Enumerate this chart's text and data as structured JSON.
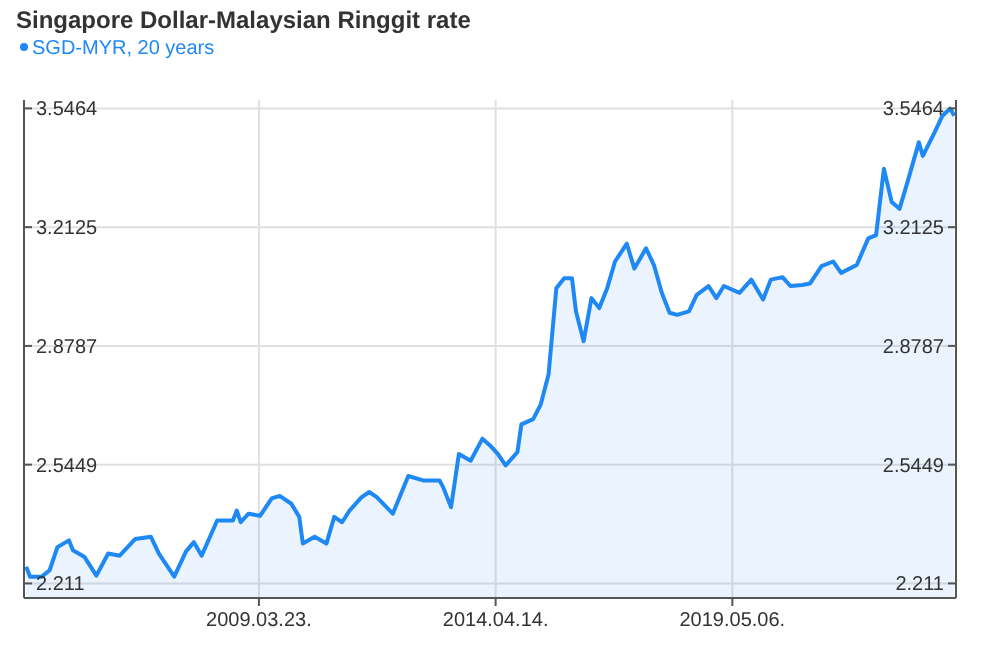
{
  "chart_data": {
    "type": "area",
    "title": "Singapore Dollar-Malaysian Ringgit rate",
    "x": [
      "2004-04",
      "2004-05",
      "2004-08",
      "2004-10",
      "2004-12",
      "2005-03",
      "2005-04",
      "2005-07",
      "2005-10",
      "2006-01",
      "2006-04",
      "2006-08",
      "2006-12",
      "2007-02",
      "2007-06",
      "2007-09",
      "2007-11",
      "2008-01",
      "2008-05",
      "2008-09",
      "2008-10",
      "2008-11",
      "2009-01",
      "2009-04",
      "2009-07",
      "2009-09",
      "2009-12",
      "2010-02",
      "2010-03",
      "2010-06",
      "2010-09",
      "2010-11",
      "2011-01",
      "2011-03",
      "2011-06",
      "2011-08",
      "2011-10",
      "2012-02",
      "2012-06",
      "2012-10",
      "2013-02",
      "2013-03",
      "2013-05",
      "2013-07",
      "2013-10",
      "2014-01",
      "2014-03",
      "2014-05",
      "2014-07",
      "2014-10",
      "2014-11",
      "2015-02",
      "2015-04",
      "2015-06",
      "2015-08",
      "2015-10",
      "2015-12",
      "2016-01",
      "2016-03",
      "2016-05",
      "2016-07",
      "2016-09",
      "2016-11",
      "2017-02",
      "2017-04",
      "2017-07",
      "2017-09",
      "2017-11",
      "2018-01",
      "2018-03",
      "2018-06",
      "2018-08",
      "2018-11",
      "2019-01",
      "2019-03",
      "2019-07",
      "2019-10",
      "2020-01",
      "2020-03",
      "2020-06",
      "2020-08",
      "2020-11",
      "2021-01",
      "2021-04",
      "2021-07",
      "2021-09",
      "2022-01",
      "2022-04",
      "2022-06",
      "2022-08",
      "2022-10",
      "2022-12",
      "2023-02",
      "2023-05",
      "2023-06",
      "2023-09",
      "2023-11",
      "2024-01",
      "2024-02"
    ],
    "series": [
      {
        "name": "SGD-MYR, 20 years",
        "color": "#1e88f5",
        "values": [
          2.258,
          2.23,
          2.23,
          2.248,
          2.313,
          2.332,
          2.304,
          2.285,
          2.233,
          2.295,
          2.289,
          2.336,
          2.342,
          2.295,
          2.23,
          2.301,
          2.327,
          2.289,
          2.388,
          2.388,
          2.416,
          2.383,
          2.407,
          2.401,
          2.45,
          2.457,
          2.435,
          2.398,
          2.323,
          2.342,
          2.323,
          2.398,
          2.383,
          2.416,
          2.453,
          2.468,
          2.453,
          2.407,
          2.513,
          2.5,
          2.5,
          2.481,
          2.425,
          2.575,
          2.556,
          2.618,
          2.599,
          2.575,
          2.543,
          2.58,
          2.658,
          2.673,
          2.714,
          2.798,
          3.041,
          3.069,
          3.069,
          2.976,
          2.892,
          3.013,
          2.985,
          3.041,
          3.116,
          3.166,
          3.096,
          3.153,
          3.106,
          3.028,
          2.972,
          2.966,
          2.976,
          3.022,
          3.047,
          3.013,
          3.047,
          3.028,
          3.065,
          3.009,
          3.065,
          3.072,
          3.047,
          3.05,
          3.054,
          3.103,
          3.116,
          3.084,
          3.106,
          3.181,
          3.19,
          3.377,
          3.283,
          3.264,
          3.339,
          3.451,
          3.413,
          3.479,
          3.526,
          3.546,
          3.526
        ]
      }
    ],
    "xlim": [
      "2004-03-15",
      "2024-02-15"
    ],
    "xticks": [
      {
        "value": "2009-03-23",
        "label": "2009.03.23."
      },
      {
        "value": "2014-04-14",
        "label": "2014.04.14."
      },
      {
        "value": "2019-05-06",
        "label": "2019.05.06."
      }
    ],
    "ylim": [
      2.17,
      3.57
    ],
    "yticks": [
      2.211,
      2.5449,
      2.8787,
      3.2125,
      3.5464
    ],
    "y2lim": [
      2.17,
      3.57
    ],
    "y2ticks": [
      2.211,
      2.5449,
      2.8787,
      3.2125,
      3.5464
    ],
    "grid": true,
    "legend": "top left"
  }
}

◆ ◆ ◆

#### The problem
Copy every single line of the material above that holds "label".

#### Solution for this task
        "label": "2009.03.23."
        "label": "2014.04.14."
        "label": "2019.05.06."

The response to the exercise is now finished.